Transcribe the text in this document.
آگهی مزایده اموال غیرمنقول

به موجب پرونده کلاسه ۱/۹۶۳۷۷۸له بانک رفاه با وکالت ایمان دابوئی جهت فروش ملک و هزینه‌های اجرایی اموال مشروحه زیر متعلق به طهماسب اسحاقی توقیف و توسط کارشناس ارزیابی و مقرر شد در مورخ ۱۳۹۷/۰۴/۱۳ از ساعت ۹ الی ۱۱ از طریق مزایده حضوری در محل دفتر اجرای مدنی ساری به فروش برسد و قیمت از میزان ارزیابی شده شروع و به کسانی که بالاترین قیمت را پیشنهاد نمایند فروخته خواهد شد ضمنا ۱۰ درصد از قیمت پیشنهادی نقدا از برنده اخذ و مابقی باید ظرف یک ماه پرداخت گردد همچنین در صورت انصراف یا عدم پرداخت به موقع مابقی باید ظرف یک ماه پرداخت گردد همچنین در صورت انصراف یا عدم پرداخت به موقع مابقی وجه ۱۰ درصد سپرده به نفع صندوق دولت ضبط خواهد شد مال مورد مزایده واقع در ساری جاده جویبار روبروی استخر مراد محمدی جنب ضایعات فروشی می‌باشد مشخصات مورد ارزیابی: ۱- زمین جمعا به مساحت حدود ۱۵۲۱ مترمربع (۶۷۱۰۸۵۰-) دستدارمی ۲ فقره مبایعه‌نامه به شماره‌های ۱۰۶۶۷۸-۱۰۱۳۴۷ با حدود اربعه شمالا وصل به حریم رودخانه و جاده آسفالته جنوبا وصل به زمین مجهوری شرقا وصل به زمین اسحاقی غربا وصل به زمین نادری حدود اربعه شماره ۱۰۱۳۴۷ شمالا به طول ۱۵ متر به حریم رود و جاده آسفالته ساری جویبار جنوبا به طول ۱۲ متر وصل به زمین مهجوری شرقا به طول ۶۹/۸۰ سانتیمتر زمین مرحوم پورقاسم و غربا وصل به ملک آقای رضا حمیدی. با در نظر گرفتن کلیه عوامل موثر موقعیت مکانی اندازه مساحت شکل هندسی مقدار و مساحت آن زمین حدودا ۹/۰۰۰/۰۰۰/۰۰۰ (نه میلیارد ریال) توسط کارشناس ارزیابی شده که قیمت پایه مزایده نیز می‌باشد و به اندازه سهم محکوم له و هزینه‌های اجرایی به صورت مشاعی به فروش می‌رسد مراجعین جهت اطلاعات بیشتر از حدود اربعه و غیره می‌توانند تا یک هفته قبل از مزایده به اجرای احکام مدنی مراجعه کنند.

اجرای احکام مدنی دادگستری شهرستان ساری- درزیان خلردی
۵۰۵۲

Aim: Quote all the records. Keep every word exact.

Output of the task:
Transcribe the text in this document.
آگهی مزایده اموال غیرمنقول

به موجب پرونده کلاسه ۱/۹۶۳۷۷۸له بانک رفاه با وکالت ایمان دابوئی جهت فروش ملک و هزینه‌های اجرایی اموال مشروحه زیر متعلق به طهماسب اسحاقی توقیف و توسط کارشناس ارزیابی و مقرر شد در مورخ ۱۳۹۷/۰۴/۱۳ از ساعت ۹ الی ۱۱ از طریق مزایده حضوری در محل دفتر اجرای مدنی ساری به فروش برسد و قیمت از میزان ارزیابی شده شروع و به کسانی که بالاترین قیمت را پیشنهاد نمایند فروخته خواهد شد ضمنا ۱۰ درصد از قیمت پیشنهادی نقدا از برنده اخذ و مابقی باید ظرف یک ماه پرداخت گردد همچنین در صورت انصراف یا عدم پرداخت به موقع مابقی باید ظرف یک ماه پرداخت گردد همچنین در صورت انصراف یا عدم پرداخت به موقع مابقی وجه ۱۰ درصد سپرده به نفع صندوق دولت ضبط خواهد شد مال مورد مزایده واقع در ساری جاده جویبار روبروی استخر مراد محمدی جنب ضایعات فروشی می‌باشد مشخصات مورد ارزیابی: ۱- زمین جمعا به مساحت حدود ۱۵۲۱ مترمربع (۶۷۱۰۸۵۰-) دستدارمی ۲ فقره مبایعه‌نامه به شماره‌های ۱۰۶۶۷۸-۱۰۱۳۴۷ با حدود اربعه شمالا وصل به حریم رودخانه و جاده آسفالته جنوبا وصل به زمین مجهوری شرقا وصل به زمین اسحاقی غربا وصل به زمین نادری حدود اربعه شماره ۱۰۱۳۴۷ شمالا به طول ۱۵ متر به حریم رود و جاده آسفالته ساری جویبار جنوبا به طول ۱۲ متر وصل به زمین مهجوری شرقا به طول ۶۹/۸۰ سانتیمتر زمین مرحوم پورقاسم و غربا وصل به ملک آقای رضا حمیدی. با در نظر گرفتن کلیه عوامل موثر موقعیت مکانی اندازه مساحت شکل هندسی مقدار و مساحت آن زمین حدودا ۹/۰۰۰/۰۰۰/۰۰۰ (نه میلیارد ریال) توسط کارشناس ارزیابی شده که قیمت پایه مزایده نیز می‌باشد و به اندازه سهم محکوم له و هزینه‌های اجرایی به صورت مشاعی به فروش می‌رسد مراجعین جهت اطلاعات بیشتر از حدود اربعه و غیره می‌توانند تا یک هفته قبل از مزایده به اجرای احکام مدنی مراجعه کنند.

اجرای احکام مدنی دادگستری شهرستان ساری- درزیان خلردی
۵۰۵۲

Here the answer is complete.